- _Instruction_
Determine how many lines of this material contain "document". Give only the number.
┄┄┄┄┄┄┄┄┄┄
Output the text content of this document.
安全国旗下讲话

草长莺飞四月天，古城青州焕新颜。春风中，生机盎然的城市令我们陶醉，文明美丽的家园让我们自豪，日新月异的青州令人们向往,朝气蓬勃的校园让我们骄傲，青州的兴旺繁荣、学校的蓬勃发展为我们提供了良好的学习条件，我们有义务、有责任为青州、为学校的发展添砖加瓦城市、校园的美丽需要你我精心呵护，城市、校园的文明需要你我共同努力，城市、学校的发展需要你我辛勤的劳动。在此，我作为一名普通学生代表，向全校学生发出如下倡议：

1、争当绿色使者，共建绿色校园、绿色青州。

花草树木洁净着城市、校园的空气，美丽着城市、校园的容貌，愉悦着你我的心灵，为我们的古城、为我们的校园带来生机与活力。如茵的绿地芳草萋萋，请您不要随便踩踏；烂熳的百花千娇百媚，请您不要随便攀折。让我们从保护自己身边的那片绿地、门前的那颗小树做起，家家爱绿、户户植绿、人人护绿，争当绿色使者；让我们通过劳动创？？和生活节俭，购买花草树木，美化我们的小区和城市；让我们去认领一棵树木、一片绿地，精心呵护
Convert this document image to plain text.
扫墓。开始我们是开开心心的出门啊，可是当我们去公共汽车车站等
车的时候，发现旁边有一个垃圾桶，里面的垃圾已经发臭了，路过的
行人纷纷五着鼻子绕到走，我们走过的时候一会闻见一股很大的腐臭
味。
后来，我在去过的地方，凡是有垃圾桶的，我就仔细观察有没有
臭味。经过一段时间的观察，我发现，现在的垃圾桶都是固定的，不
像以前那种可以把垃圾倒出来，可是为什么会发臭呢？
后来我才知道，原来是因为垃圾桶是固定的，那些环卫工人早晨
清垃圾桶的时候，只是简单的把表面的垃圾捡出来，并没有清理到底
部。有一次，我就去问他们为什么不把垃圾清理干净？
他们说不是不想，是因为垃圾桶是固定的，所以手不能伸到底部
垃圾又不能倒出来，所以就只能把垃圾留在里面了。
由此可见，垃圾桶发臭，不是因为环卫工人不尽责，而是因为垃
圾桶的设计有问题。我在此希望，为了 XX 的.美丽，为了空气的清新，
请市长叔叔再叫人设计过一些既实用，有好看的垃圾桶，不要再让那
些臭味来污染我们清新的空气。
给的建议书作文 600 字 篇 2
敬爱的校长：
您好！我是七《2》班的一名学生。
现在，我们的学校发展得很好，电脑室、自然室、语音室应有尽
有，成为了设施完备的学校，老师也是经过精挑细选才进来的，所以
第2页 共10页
┄┄┄┄┄┄┄┄┄┄
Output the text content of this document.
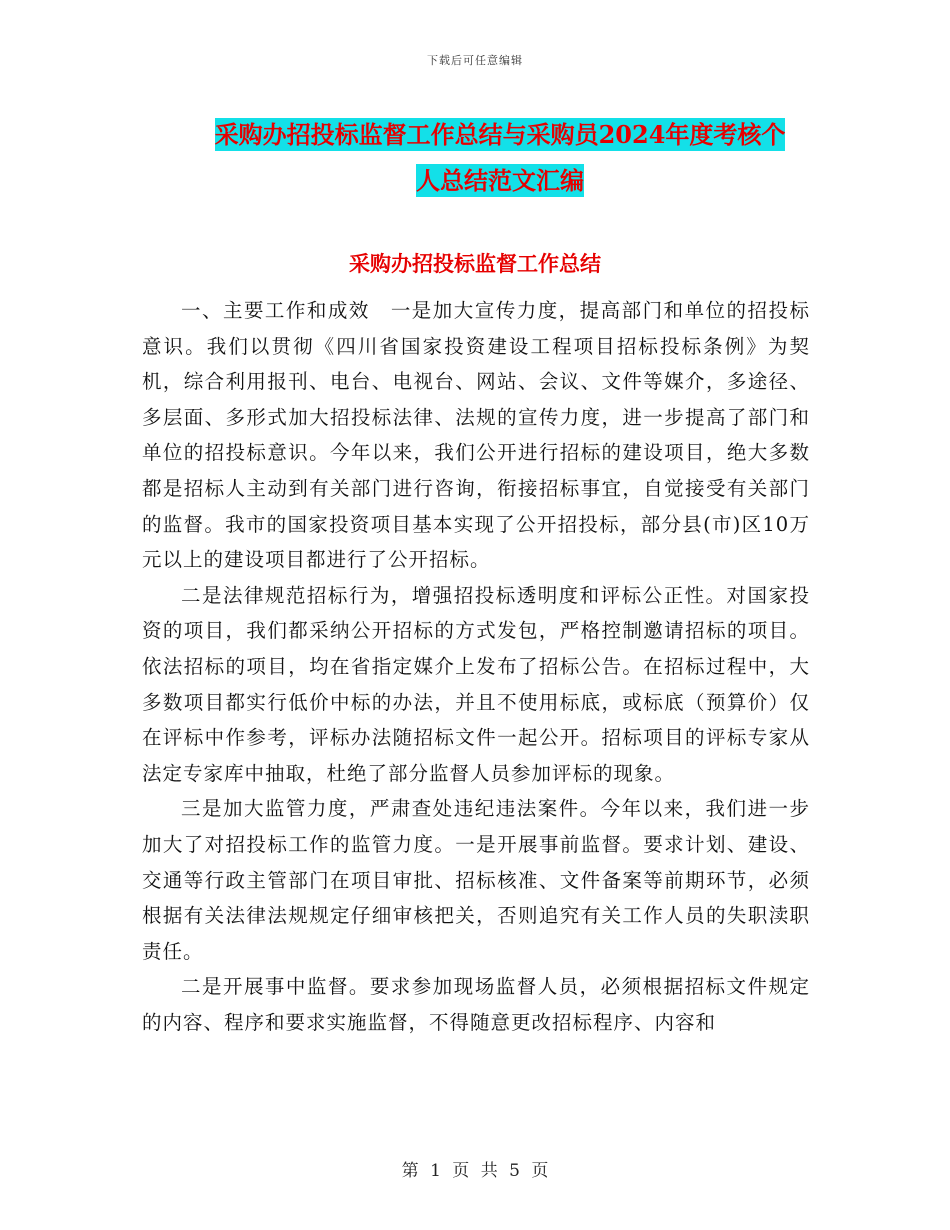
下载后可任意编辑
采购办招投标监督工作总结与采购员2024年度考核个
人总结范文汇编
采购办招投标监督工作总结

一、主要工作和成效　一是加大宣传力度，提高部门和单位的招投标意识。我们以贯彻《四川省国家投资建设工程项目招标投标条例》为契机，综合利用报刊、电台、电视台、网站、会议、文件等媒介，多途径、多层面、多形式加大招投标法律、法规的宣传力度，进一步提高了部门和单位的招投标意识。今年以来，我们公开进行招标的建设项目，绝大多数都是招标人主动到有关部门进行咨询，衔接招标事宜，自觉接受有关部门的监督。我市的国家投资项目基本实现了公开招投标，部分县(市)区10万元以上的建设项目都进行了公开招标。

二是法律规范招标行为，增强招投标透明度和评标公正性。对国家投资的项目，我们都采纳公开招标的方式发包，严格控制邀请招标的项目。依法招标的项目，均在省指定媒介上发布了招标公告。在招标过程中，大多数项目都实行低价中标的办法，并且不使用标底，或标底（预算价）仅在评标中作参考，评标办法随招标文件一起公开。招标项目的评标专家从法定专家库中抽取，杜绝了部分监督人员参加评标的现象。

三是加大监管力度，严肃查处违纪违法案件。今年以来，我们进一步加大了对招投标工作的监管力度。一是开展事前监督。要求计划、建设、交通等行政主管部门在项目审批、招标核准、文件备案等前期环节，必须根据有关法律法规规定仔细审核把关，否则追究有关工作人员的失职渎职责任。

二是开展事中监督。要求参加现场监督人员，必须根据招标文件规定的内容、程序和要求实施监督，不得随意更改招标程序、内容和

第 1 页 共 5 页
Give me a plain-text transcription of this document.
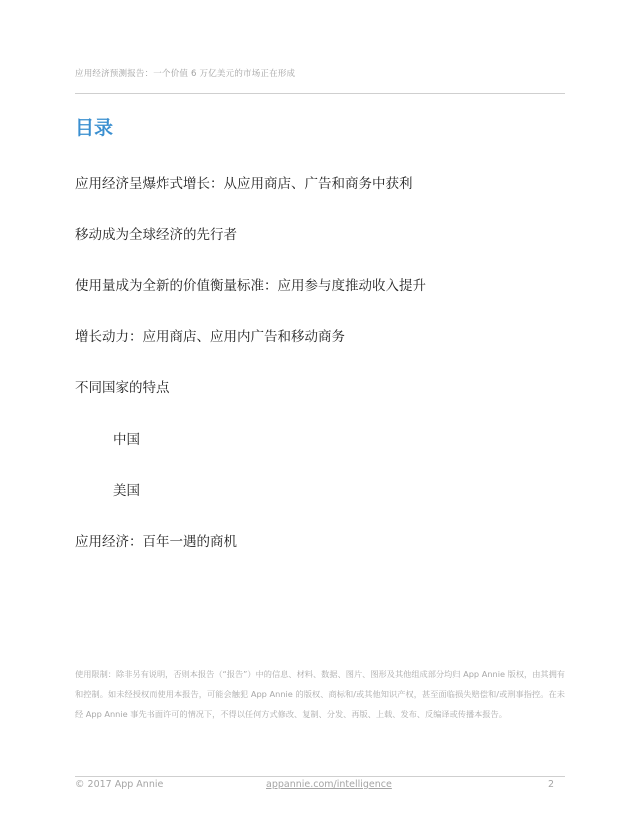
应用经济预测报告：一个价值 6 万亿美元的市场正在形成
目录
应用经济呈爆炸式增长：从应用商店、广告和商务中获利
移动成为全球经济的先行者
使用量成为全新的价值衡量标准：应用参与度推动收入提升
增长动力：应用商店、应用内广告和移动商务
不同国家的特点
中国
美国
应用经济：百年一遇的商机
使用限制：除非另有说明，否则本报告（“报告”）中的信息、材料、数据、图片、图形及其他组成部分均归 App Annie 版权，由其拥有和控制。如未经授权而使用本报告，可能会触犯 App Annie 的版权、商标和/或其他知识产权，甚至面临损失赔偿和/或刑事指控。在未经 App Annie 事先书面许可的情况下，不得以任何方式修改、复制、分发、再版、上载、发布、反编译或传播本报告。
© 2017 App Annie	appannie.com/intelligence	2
┄┄┄┄┄┄┄┄┄┄
- _Solution to the exercise_
4